Written task →
Filter the entries and keep only the lines where the string "VR设备淘系平台销售均价走势" appears.

Stored data →
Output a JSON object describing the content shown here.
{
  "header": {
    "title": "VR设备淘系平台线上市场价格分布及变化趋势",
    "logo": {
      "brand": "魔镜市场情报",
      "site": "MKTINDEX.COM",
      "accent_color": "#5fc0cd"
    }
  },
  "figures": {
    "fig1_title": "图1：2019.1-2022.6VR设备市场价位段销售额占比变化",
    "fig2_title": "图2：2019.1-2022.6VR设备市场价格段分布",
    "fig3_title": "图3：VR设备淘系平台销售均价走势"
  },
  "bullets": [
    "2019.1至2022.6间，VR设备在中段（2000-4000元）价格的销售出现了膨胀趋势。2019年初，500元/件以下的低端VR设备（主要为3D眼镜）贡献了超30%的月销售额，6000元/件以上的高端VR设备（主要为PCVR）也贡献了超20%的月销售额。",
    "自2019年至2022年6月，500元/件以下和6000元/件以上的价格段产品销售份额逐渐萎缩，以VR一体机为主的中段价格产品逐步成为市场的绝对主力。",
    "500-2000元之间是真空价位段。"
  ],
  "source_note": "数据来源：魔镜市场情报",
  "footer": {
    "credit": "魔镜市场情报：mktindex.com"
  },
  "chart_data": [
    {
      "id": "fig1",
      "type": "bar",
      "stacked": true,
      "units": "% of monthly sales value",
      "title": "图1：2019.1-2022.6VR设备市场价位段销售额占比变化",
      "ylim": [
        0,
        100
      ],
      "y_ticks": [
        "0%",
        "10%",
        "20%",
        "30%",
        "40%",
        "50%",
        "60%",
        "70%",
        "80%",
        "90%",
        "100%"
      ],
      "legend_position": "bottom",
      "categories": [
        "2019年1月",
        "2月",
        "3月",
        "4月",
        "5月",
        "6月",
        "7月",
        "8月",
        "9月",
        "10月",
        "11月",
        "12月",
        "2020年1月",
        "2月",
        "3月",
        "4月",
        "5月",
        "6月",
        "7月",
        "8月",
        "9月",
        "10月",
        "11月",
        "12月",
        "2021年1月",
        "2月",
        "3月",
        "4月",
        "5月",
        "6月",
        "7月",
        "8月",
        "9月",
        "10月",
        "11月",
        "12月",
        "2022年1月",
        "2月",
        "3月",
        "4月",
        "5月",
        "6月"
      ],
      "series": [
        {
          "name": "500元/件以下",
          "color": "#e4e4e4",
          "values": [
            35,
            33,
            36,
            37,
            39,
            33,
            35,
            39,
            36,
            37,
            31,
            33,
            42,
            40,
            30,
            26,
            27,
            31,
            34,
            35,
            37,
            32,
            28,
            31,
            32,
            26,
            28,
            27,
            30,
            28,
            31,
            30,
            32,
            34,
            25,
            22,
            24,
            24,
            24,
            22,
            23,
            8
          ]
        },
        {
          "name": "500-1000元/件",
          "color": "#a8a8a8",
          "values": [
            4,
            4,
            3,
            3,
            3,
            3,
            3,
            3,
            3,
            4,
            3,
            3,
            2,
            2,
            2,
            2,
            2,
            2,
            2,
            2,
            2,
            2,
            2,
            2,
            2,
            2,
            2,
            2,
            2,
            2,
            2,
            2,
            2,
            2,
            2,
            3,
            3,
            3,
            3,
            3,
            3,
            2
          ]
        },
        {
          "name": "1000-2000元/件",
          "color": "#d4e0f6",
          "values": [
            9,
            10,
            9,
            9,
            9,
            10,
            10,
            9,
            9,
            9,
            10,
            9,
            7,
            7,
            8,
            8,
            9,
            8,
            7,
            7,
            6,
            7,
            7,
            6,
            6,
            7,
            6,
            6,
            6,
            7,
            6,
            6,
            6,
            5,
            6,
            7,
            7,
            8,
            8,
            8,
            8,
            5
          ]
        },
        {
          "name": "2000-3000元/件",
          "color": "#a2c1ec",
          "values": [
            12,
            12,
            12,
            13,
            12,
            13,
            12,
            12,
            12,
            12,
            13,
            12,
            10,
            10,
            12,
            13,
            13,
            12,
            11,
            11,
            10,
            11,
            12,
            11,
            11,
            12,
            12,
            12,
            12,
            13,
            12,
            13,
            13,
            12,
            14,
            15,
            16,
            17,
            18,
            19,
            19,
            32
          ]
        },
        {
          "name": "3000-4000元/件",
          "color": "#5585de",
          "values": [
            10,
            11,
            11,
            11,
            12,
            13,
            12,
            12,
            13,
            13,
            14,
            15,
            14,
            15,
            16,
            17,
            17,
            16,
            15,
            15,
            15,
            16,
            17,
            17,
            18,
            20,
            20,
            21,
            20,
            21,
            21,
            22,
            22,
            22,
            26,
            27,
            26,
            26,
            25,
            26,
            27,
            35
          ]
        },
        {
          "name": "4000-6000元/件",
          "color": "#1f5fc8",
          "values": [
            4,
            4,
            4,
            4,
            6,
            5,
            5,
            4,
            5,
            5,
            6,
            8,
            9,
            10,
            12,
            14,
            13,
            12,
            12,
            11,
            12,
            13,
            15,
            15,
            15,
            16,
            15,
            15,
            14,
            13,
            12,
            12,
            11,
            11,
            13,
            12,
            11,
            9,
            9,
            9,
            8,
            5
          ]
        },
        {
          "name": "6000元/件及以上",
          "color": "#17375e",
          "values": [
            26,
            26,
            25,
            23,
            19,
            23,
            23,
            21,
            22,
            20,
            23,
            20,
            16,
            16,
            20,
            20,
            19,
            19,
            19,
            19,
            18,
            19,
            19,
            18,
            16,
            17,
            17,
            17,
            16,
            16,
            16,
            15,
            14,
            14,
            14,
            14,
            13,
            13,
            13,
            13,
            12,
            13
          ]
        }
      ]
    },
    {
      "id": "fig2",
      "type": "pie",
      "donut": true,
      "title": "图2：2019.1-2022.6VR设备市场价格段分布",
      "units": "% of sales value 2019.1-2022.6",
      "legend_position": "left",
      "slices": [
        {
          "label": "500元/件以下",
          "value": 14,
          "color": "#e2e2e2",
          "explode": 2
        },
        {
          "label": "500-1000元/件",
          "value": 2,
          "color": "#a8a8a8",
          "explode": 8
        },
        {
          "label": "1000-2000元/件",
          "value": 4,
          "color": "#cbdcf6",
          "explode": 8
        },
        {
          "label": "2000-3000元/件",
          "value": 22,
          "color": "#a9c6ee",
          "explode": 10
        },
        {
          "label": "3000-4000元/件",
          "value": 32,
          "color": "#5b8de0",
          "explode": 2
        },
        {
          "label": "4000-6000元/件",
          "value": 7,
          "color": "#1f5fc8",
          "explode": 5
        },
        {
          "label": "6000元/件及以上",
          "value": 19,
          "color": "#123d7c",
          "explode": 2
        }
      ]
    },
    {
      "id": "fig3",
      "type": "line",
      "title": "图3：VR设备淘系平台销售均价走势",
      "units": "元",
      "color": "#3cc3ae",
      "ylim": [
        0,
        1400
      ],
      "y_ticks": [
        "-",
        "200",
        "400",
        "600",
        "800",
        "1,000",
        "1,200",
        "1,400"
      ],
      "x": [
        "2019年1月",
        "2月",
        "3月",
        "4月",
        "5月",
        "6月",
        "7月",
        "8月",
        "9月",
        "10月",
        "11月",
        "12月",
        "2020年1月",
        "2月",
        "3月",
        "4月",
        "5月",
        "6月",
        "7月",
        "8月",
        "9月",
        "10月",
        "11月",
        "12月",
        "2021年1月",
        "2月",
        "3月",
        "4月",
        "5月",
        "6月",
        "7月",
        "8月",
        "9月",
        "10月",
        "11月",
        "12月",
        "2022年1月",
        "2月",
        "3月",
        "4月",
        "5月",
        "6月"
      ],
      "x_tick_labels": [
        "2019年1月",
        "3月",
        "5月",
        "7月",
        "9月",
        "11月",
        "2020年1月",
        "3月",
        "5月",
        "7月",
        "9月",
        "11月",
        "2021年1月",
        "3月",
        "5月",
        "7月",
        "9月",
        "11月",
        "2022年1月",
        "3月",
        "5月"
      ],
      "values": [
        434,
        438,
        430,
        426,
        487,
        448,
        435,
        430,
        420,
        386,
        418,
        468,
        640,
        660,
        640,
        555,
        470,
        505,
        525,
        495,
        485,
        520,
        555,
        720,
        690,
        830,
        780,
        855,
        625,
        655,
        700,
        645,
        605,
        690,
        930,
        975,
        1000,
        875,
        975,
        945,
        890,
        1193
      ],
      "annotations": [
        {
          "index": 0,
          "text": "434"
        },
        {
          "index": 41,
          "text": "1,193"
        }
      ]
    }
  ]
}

Task response →
    "fig3_title": "图3：VR设备淘系平台销售均价走势"
      "title": "图3：VR设备淘系平台销售均价走势",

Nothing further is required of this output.